* [Exercise]
Rewrite the listing below as a Markdown table with the columns Row and Listing line. Give every nonblank line its own numbered row and skip blank lines.

[Saved data entries]
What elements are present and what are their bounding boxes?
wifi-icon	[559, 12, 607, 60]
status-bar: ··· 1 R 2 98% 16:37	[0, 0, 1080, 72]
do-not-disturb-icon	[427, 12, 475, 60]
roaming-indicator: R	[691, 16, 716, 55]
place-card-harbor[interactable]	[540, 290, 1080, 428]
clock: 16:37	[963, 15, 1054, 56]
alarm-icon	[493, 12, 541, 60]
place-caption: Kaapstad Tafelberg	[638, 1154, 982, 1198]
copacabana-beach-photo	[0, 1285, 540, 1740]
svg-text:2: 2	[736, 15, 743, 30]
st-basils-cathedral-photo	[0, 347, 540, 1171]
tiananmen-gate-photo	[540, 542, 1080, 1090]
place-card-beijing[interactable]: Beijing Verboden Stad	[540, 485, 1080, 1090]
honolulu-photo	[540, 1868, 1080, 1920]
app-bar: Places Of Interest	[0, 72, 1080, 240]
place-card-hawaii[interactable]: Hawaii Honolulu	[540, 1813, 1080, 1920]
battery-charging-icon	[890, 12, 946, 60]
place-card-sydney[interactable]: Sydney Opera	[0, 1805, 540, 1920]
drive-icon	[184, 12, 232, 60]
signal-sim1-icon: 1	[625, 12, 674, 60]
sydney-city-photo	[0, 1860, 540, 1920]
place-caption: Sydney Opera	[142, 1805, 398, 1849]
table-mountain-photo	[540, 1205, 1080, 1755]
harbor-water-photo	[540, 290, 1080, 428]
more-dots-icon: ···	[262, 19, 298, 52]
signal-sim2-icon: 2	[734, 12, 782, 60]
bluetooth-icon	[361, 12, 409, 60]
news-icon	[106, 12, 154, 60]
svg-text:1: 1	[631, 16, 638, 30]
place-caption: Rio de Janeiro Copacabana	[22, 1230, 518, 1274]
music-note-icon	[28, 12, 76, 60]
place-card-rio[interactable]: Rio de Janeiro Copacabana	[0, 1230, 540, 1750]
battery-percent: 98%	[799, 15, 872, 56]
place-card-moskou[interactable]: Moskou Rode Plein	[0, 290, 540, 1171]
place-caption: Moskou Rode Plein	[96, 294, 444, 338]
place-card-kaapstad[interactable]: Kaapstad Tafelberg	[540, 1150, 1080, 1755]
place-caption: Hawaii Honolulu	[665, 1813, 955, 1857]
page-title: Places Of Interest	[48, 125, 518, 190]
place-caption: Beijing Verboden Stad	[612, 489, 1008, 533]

* [Exercise output]
| Row | Listing line |
|---|---|
| 1 | What elements are present and what are their bounding boxes? |
| 2 | wifi-icon	[559, 12, 607, 60] |
| 3 | status-bar: ··· 1 R 2 98% 16:37	[0, 0, 1080, 72] |
| 4 | do-not-disturb-icon	[427, 12, 475, 60] |
| 5 | roaming-indicator: R	[691, 16, 716, 55] |
| 6 | place-card-harbor[interactable]	[540, 290, 1080, 428] |
| 7 | clock: 16:37	[963, 15, 1054, 56] |
| 8 | alarm-icon	[493, 12, 541, 60] |
| 9 | place-caption: Kaapstad Tafelberg	[638, 1154, 982, 1198] |
| 10 | copacabana-beach-photo	[0, 1285, 540, 1740] |
| 11 | svg-text:2: 2	[736, 15, 743, 30] |
| 12 | st-basils-cathedral-photo	[0, 347, 540, 1171] |
| 13 | tiananmen-gate-photo	[540, 542, 1080, 1090] |
| 14 | place-card-beijing[interactable]: Beijing Verboden Stad	[540, 485, 1080, 1090] |
| 15 | honolulu-photo	[540, 1868, 1080, 1920] |
| 16 | app-bar: Places Of Interest	[0, 72, 1080, 240] |
| 17 | place-card-hawaii[interactable]: Hawaii Honolulu	[540, 1813, 1080, 1920] |
| 18 | battery-charging-icon	[890, 12, 946, 60] |
| 19 | place-card-sydney[interactable]: Sydney Opera	[0, 1805, 540, 1920] |
| 20 | drive-icon	[184, 12, 232, 60] |
| 21 | signal-sim1-icon: 1	[625, 12, 674, 60] |
| 22 | sydney-city-photo	[0, 1860, 540, 1920] |
| 23 | place-caption: Sydney Opera	[142, 1805, 398, 1849] |
| 24 | table-mountain-photo	[540, 1205, 1080, 1755] |
| 25 | harbor-water-photo	[540, 290, 1080, 428] |
| 26 | more-dots-icon: ···	[262, 19, 298, 52] |
| 27 | signal-sim2-icon: 2	[734, 12, 782, 60] |
| 28 | bluetooth-icon	[361, 12, 409, 60] |
| 29 | news-icon	[106, 12, 154, 60] |
| 30 | svg-text:1: 1	[631, 16, 638, 30] |
| 31 | place-caption: Rio de Janeiro Copacabana	[22, 1230, 518, 1274] |
| 32 | music-note-icon	[28, 12, 76, 60] |
| 33 | place-card-rio[interactable]: Rio de Janeiro Copacabana	[0, 1230, 540, 1750] |
| 34 | battery-percent: 98%	[799, 15, 872, 56] |
| 35 | place-card-moskou[interactable]: Moskou Rode Plein	[0, 290, 540, 1171] |
| 36 | place-caption: Moskou Rode Plein	[96, 294, 444, 338] |
| 37 | place-card-kaapstad[interactable]: Kaapstad Tafelberg	[540, 1150, 1080, 1755] |
| 38 | place-caption: Hawaii Honolulu	[665, 1813, 955, 1857] |
| 39 | page-title: Places Of Interest	[48, 125, 518, 190] |
| 40 | place-caption: Beijing Verboden Stad	[612, 489, 1008, 533] |